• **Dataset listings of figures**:
****************
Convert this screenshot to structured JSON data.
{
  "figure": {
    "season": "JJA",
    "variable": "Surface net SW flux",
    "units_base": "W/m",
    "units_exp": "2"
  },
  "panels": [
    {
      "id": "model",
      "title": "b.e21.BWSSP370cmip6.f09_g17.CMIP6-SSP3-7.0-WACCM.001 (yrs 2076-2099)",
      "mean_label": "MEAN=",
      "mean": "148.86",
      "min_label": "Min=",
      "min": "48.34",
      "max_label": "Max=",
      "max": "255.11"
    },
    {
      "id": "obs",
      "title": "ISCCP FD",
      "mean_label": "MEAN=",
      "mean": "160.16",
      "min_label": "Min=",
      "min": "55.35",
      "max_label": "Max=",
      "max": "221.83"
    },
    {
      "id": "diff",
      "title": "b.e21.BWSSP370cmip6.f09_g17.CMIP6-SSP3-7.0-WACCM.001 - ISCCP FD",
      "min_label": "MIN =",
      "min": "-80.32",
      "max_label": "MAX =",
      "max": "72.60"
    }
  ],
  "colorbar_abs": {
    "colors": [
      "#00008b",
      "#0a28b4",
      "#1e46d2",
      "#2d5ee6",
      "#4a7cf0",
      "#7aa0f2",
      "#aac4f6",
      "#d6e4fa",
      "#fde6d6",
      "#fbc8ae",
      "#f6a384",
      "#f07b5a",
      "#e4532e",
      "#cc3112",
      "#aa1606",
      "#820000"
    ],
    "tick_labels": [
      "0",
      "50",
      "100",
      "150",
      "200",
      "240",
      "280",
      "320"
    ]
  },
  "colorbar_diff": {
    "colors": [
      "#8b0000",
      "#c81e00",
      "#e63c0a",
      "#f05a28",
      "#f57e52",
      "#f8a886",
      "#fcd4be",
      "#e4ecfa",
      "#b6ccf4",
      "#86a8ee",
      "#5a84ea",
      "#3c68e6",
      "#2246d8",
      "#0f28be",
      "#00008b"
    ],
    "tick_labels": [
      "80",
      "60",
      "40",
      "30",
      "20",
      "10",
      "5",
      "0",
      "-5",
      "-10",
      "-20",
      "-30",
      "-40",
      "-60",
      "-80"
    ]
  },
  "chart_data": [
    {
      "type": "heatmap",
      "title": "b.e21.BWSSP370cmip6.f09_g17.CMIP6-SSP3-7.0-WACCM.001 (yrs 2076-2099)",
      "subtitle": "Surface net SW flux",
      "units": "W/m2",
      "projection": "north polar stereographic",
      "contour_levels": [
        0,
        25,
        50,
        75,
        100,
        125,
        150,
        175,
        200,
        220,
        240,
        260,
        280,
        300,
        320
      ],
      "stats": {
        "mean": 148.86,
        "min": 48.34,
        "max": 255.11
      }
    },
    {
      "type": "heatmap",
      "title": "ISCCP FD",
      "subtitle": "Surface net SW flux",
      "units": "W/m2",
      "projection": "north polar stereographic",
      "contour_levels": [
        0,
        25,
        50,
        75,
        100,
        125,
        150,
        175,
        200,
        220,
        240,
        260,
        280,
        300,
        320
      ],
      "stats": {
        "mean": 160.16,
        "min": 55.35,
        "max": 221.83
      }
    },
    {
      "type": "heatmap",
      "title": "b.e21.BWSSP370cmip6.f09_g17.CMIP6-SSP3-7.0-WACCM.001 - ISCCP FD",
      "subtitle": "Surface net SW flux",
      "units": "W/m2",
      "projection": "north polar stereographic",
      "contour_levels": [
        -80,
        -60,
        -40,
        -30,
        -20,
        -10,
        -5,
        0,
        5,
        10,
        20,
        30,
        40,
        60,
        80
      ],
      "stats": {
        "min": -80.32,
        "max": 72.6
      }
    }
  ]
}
****************
Every line of the data above should be copied exactly.

Convert this screenshot to structured JSON data.
{
  "figure": {
    "season": "JJA",
    "variable": "Surface net SW flux",
    "units_base": "W/m",
    "units_exp": "2"
  },
  "panels": [
    {
      "id": "model",
      "title": "b.e21.BWSSP370cmip6.f09_g17.CMIP6-SSP3-7.0-WACCM.001 (yrs 2076-2099)",
      "mean_label": "MEAN=",
      "mean": "148.86",
      "min_label": "Min=",
      "min": "48.34",
      "max_label": "Max=",
      "max": "255.11"
    },
    {
      "id": "obs",
      "title": "ISCCP FD",
      "mean_label": "MEAN=",
      "mean": "160.16",
      "min_label": "Min=",
      "min": "55.35",
      "max_label": "Max=",
      "max": "221.83"
    },
    {
      "id": "diff",
      "title": "b.e21.BWSSP370cmip6.f09_g17.CMIP6-SSP3-7.0-WACCM.001 - ISCCP FD",
      "min_label": "MIN =",
      "min": "-80.32",
      "max_label": "MAX =",
      "max": "72.60"
    }
  ],
  "colorbar_abs": {
    "colors": [
      "#00008b",
      "#0a28b4",
      "#1e46d2",
      "#2d5ee6",
      "#4a7cf0",
      "#7aa0f2",
      "#aac4f6",
      "#d6e4fa",
      "#fde6d6",
      "#fbc8ae",
      "#f6a384",
      "#f07b5a",
      "#e4532e",
      "#cc3112",
      "#aa1606",
      "#820000"
    ],
    "tick_labels": [
      "0",
      "50",
      "100",
      "150",
      "200",
      "240",
      "280",
      "320"
    ]
  },
  "colorbar_diff": {
    "colors": [
      "#8b0000",
      "#c81e00",
      "#e63c0a",
      "#f05a28",
      "#f57e52",
      "#f8a886",
      "#fcd4be",
      "#e4ecfa",
      "#b6ccf4",
      "#86a8ee",
      "#5a84ea",
      "#3c68e6",
      "#2246d8",
      "#0f28be",
      "#00008b"
    ],
    "tick_labels": [
      "80",
      "60",
      "40",
      "30",
      "20",
      "10",
      "5",
      "0",
      "-5",
      "-10",
      "-20",
      "-30",
      "-40",
      "-60",
      "-80"
    ]
  },
  "chart_data": [
    {
      "type": "heatmap",
      "title": "b.e21.BWSSP370cmip6.f09_g17.CMIP6-SSP3-7.0-WACCM.001 (yrs 2076-2099)",
      "subtitle": "Surface net SW flux",
      "units": "W/m2",
      "projection": "north polar stereographic",
      "contour_levels": [
        0,
        25,
        50,
        75,
        100,
        125,
        150,
        175,
        200,
        220,
        240,
        260,
        280,
        300,
        320
      ],
      "stats": {
        "mean": 148.86,
        "min": 48.34,
        "max": 255.11
      }
    },
    {
      "type": "heatmap",
      "title": "ISCCP FD",
      "subtitle": "Surface net SW flux",
      "units": "W/m2",
      "projection": "north polar stereographic",
      "contour_levels": [
        0,
        25,
        50,
        75,
        100,
        125,
        150,
        175,
        200,
        220,
        240,
        260,
        280,
        300,
        320
      ],
      "stats": {
        "mean": 160.16,
        "min": 55.35,
        "max": 221.83
      }
    },
    {
      "type": "heatmap",
      "title": "b.e21.BWSSP370cmip6.f09_g17.CMIP6-SSP3-7.0-WACCM.001 - ISCCP FD",
      "subtitle": "Surface net SW flux",
      "units": "W/m2",
      "projection": "north polar stereographic",
      "contour_levels": [
        -80,
        -60,
        -40,
        -30,
        -20,
        -10,
        -5,
        0,
        5,
        10,
        20,
        30,
        40,
        60,
        80
      ],
      "stats": {
        "min": -80.32,
        "max": 72.6
      }
    }
  ]
}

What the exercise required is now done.